STATED GOAL: From the listing, collect all lines containing the word "Courses".

------------------------------

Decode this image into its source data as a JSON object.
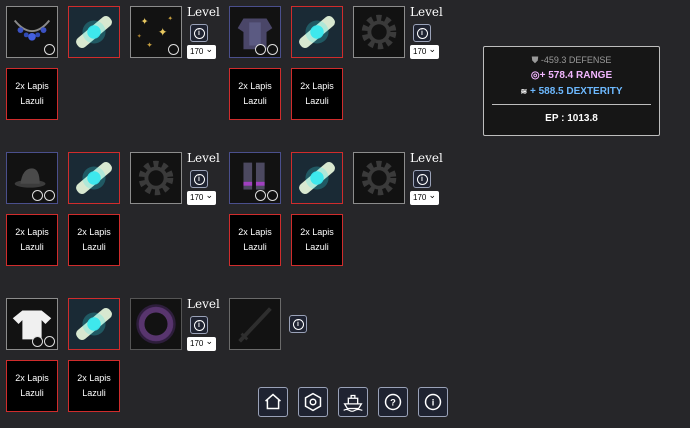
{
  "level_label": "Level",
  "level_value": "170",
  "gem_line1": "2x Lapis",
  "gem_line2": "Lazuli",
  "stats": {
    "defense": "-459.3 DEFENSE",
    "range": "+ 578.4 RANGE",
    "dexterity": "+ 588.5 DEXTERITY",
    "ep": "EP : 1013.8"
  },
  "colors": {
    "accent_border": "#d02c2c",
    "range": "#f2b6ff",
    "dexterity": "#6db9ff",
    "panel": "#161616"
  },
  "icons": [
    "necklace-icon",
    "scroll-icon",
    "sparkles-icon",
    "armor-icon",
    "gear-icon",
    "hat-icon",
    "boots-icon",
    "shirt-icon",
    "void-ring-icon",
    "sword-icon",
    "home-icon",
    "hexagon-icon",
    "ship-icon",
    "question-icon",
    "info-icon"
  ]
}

------------------------------

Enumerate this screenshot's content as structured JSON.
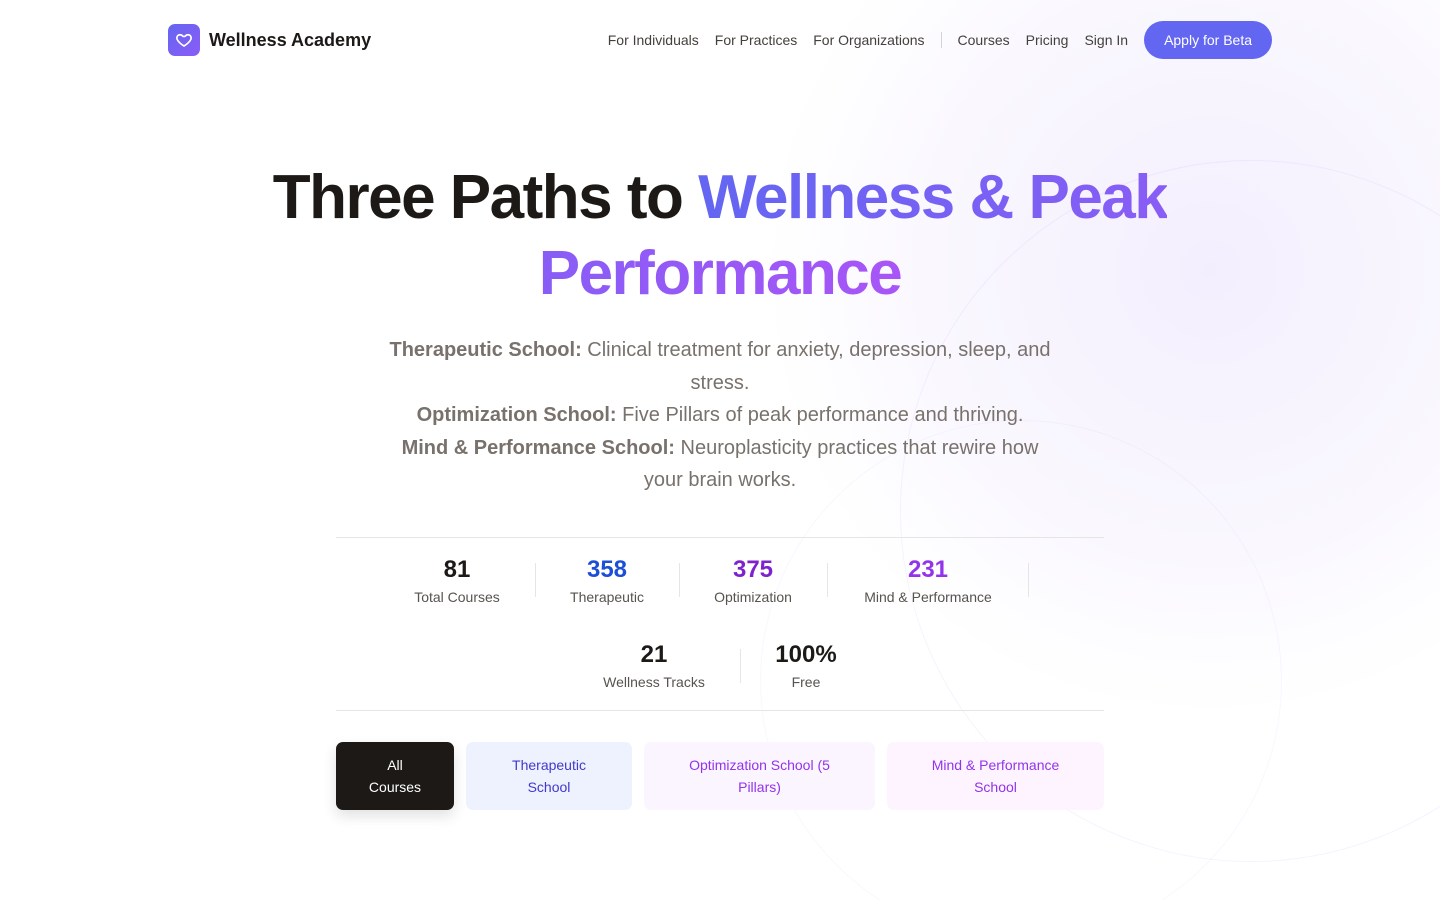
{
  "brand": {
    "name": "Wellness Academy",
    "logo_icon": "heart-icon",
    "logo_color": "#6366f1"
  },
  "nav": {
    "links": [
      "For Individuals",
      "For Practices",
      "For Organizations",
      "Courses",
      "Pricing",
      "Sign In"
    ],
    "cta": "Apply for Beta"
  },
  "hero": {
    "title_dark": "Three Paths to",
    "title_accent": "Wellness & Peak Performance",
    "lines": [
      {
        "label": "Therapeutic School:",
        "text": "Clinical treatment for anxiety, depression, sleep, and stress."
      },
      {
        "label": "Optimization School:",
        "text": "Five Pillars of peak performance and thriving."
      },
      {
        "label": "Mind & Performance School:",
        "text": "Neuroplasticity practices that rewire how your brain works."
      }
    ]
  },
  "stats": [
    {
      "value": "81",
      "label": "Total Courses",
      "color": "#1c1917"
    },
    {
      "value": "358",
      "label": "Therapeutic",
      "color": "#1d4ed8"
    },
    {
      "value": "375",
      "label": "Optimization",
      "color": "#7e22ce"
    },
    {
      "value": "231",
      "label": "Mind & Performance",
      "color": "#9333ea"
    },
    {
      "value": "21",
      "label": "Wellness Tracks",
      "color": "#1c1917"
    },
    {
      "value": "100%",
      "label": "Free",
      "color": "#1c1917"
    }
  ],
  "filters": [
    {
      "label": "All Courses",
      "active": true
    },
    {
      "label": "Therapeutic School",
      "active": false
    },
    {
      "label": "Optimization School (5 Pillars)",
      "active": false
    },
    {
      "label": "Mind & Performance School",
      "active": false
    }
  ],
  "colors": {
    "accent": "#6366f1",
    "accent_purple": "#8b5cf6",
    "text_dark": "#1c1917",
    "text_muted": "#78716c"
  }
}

------------------------------

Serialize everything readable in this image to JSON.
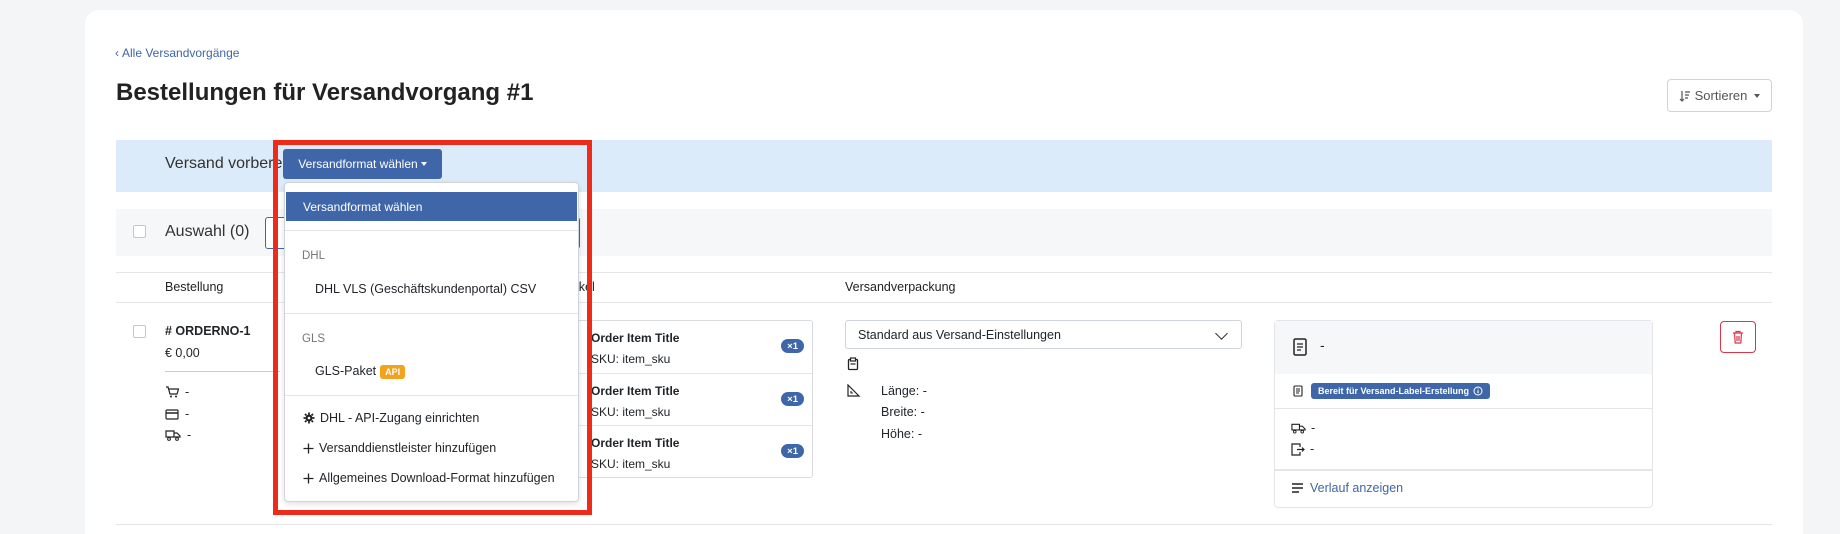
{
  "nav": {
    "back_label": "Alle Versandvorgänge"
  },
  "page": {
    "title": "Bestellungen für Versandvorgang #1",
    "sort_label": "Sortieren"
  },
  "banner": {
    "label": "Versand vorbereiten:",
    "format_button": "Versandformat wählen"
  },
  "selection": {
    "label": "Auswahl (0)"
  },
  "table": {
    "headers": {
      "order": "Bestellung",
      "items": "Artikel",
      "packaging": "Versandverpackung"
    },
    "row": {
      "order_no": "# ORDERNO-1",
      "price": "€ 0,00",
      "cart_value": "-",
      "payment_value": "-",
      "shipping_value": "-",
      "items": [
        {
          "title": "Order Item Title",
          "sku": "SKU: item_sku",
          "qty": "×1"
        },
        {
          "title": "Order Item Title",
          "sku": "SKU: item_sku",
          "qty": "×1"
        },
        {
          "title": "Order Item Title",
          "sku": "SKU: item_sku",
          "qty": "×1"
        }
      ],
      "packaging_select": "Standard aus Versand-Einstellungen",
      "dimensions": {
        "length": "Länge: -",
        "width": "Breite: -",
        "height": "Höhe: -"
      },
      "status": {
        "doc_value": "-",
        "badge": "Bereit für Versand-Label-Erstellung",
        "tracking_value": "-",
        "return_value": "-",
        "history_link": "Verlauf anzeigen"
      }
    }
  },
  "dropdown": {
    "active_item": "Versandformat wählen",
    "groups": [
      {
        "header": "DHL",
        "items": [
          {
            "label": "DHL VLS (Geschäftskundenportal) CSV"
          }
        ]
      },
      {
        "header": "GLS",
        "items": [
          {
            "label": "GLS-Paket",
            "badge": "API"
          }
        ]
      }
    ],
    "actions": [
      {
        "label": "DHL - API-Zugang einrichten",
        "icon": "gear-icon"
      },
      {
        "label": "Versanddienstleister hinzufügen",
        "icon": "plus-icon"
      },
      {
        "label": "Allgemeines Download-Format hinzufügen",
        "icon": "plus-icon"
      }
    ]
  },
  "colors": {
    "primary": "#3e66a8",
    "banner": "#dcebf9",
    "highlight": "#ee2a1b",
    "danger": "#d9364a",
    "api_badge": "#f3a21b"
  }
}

------------------------------

PROBLEM SOLUTION:
      "Courses",
      "label": "Total Courses",
      "label": "All Courses",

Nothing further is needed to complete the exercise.